### What you have to do
Going through the entries, how many lines include the string "panel"? Answer only with the number.

Source records
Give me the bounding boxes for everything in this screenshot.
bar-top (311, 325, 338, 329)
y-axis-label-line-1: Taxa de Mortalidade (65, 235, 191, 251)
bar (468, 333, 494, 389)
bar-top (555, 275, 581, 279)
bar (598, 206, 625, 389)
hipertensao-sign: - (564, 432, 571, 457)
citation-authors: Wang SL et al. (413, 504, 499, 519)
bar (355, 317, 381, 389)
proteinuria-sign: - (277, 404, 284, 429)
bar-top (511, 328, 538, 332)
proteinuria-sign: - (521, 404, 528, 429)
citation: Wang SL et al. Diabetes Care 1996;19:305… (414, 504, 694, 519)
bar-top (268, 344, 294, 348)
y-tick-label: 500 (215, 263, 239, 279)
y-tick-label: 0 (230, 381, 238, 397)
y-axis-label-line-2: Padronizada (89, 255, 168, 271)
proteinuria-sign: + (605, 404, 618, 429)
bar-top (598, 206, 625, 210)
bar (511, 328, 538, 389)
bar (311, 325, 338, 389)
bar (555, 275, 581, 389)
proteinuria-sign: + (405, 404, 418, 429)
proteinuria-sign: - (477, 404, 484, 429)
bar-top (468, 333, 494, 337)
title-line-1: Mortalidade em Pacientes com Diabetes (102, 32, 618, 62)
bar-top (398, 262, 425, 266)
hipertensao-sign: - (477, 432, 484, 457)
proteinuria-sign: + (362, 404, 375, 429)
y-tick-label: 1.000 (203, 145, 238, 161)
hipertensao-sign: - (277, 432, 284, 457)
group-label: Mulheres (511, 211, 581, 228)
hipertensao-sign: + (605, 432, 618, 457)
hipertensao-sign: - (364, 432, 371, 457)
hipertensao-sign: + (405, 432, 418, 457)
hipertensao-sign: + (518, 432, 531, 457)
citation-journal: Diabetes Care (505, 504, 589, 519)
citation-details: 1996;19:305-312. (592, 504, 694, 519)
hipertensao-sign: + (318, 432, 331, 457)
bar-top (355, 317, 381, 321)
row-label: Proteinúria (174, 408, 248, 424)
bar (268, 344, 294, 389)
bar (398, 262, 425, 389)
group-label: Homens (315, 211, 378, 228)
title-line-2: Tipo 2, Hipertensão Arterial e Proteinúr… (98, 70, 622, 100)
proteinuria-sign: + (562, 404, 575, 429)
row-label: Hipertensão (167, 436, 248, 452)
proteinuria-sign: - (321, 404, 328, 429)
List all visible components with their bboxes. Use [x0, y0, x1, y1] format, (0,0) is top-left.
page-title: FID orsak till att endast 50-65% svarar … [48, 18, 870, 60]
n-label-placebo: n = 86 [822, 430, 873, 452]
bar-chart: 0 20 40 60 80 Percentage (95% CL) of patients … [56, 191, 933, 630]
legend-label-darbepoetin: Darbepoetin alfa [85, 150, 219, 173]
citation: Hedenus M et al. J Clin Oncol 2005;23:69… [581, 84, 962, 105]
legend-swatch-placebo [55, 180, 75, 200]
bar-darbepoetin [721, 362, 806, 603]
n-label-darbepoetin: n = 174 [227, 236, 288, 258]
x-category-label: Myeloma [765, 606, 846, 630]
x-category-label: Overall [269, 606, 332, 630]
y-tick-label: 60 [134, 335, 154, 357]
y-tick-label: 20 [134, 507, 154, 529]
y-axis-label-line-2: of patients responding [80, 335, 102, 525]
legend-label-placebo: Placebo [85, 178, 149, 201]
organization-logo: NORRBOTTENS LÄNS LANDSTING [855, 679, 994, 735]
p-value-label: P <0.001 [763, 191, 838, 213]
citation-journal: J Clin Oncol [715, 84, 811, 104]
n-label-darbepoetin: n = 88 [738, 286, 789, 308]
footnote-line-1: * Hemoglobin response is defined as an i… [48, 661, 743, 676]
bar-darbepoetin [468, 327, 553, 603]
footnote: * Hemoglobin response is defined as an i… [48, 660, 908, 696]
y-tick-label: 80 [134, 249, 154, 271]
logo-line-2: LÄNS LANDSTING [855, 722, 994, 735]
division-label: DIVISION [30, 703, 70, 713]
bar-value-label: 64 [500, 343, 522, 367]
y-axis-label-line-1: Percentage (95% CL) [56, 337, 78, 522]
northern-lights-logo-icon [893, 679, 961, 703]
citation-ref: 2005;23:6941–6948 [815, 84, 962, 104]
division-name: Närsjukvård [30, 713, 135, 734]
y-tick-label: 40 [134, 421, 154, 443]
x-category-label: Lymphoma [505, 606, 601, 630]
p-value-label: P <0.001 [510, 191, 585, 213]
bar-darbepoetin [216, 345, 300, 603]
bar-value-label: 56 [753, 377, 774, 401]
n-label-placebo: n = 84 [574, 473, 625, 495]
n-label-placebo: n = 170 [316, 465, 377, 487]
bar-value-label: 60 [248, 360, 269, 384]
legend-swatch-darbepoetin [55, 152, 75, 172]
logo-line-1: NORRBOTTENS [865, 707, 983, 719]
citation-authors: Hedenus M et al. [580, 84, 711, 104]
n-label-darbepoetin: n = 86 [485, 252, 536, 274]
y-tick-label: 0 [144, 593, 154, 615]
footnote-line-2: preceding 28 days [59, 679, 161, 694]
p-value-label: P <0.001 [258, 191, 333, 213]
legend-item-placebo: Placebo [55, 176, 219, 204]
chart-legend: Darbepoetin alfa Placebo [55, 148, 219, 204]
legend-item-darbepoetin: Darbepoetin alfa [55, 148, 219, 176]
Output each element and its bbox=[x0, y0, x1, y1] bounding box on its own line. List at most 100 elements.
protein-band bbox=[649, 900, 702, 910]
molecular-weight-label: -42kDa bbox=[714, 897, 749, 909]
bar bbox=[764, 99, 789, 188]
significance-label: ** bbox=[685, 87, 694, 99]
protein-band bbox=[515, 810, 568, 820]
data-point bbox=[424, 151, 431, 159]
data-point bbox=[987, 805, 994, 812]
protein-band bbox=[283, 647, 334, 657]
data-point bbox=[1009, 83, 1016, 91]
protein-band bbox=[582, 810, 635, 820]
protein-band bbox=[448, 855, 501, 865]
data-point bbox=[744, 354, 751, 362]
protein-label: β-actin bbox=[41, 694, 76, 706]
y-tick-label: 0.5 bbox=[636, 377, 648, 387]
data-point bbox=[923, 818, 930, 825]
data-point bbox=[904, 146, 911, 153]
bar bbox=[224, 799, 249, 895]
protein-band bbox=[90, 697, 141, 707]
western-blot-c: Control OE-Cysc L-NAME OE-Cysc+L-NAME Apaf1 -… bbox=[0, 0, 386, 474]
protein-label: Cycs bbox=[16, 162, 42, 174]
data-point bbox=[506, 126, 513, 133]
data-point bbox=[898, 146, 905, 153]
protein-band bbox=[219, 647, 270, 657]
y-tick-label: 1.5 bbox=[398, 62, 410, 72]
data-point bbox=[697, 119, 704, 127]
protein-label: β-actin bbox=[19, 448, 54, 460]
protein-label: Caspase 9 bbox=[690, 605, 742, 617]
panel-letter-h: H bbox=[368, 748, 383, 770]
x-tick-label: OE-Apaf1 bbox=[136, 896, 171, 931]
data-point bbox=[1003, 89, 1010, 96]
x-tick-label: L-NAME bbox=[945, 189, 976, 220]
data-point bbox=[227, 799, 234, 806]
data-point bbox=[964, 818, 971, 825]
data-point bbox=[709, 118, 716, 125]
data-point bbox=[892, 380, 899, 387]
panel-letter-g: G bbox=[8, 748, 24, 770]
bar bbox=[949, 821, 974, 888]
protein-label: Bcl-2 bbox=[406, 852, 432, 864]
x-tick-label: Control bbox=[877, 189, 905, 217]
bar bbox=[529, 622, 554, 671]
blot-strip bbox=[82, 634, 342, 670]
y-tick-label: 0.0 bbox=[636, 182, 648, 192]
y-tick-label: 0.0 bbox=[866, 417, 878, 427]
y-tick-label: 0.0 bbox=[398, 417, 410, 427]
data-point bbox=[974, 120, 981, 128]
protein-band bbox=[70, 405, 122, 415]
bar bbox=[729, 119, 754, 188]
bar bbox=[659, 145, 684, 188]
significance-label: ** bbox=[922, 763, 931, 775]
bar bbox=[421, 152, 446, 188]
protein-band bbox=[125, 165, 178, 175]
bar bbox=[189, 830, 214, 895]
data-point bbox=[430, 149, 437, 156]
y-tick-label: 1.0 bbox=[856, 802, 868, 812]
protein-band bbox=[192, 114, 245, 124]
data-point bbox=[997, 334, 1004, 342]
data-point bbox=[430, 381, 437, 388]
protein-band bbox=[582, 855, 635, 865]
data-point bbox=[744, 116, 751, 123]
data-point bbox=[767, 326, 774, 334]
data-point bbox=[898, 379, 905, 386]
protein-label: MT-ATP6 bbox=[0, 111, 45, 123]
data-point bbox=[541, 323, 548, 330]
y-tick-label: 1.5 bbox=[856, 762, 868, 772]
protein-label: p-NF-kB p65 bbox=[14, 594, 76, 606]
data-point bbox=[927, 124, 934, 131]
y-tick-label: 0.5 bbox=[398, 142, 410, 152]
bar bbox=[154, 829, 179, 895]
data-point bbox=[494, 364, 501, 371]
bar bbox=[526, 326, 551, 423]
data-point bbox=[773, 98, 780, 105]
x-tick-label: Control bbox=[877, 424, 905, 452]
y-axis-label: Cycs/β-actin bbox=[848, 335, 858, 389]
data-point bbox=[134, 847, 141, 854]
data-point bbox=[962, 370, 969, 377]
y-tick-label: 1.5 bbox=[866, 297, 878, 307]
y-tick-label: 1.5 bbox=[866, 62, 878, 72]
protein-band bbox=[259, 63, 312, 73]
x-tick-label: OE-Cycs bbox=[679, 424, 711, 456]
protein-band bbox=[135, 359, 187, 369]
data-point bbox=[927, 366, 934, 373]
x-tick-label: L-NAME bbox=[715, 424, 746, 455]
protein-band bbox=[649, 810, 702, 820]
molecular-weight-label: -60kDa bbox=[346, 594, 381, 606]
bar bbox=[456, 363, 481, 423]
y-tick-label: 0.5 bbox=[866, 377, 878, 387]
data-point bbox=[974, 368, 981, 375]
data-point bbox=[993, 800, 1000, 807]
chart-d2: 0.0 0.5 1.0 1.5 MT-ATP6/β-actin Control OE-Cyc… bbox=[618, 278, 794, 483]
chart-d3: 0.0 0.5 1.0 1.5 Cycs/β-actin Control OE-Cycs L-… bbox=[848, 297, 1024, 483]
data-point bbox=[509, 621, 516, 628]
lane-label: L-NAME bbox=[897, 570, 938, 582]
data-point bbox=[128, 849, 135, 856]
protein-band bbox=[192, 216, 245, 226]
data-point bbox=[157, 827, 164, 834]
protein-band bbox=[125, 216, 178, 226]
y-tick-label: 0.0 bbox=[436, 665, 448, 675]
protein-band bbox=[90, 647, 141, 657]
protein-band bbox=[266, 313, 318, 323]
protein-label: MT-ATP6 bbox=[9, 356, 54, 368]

### The completed task
2